# Task prompt
Each entry below should be written out exactly as it is, with no pictures.

# Dataset extract
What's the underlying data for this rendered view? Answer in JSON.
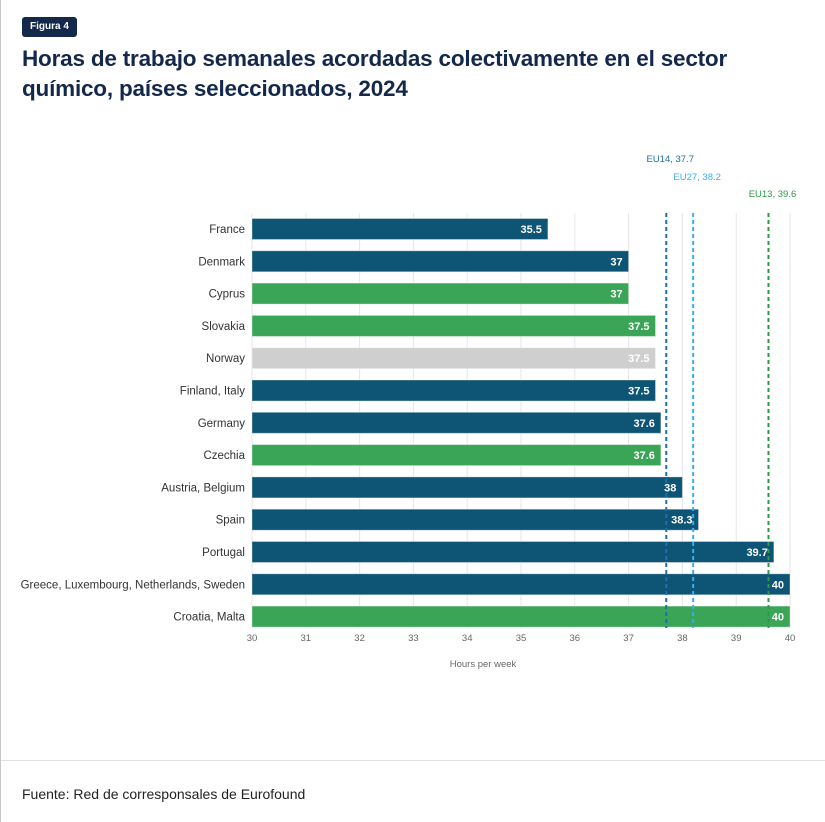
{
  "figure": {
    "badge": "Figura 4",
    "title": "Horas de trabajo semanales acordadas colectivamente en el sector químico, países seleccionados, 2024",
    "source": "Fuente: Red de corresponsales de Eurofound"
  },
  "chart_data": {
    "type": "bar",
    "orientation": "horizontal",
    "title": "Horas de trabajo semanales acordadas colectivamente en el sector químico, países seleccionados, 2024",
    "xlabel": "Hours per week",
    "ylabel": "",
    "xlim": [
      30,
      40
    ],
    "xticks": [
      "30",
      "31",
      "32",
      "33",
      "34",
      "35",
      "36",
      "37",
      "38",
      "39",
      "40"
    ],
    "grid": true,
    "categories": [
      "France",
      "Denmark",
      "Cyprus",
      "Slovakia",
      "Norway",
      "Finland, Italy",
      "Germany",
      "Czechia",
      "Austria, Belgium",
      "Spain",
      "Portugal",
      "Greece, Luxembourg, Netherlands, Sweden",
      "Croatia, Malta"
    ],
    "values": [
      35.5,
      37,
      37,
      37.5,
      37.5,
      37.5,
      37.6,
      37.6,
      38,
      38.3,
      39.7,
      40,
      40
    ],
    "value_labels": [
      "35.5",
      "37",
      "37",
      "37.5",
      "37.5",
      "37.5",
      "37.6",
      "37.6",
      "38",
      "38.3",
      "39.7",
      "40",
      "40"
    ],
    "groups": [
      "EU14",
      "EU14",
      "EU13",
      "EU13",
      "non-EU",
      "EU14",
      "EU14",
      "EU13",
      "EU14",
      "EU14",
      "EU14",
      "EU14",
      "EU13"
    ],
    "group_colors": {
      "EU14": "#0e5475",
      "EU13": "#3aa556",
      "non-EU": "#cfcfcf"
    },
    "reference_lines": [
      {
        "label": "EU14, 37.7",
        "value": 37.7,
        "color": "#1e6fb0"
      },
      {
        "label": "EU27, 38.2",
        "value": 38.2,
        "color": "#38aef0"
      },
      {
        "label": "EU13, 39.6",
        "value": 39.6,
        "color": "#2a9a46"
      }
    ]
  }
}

# Task output
What's the underlying data for this rendered view? Answer in JSON.
{
  "figure": {
    "badge": "Figura 4",
    "title": "Horas de trabajo semanales acordadas colectivamente en el sector químico, países seleccionados, 2024",
    "source": "Fuente: Red de corresponsales de Eurofound"
  },
  "chart_data": {
    "type": "bar",
    "orientation": "horizontal",
    "title": "Horas de trabajo semanales acordadas colectivamente en el sector químico, países seleccionados, 2024",
    "xlabel": "Hours per week",
    "ylabel": "",
    "xlim": [
      30,
      40
    ],
    "xticks": [
      "30",
      "31",
      "32",
      "33",
      "34",
      "35",
      "36",
      "37",
      "38",
      "39",
      "40"
    ],
    "grid": true,
    "categories": [
      "France",
      "Denmark",
      "Cyprus",
      "Slovakia",
      "Norway",
      "Finland, Italy",
      "Germany",
      "Czechia",
      "Austria, Belgium",
      "Spain",
      "Portugal",
      "Greece, Luxembourg, Netherlands, Sweden",
      "Croatia, Malta"
    ],
    "values": [
      35.5,
      37,
      37,
      37.5,
      37.5,
      37.5,
      37.6,
      37.6,
      38,
      38.3,
      39.7,
      40,
      40
    ],
    "value_labels": [
      "35.5",
      "37",
      "37",
      "37.5",
      "37.5",
      "37.5",
      "37.6",
      "37.6",
      "38",
      "38.3",
      "39.7",
      "40",
      "40"
    ],
    "groups": [
      "EU14",
      "EU14",
      "EU13",
      "EU13",
      "non-EU",
      "EU14",
      "EU14",
      "EU13",
      "EU14",
      "EU14",
      "EU14",
      "EU14",
      "EU13"
    ],
    "group_colors": {
      "EU14": "#0e5475",
      "EU13": "#3aa556",
      "non-EU": "#cfcfcf"
    },
    "reference_lines": [
      {
        "label": "EU14, 37.7",
        "value": 37.7,
        "color": "#1e6fb0"
      },
      {
        "label": "EU27, 38.2",
        "value": 38.2,
        "color": "#38aef0"
      },
      {
        "label": "EU13, 39.6",
        "value": 39.6,
        "color": "#2a9a46"
      }
    ]
  }
}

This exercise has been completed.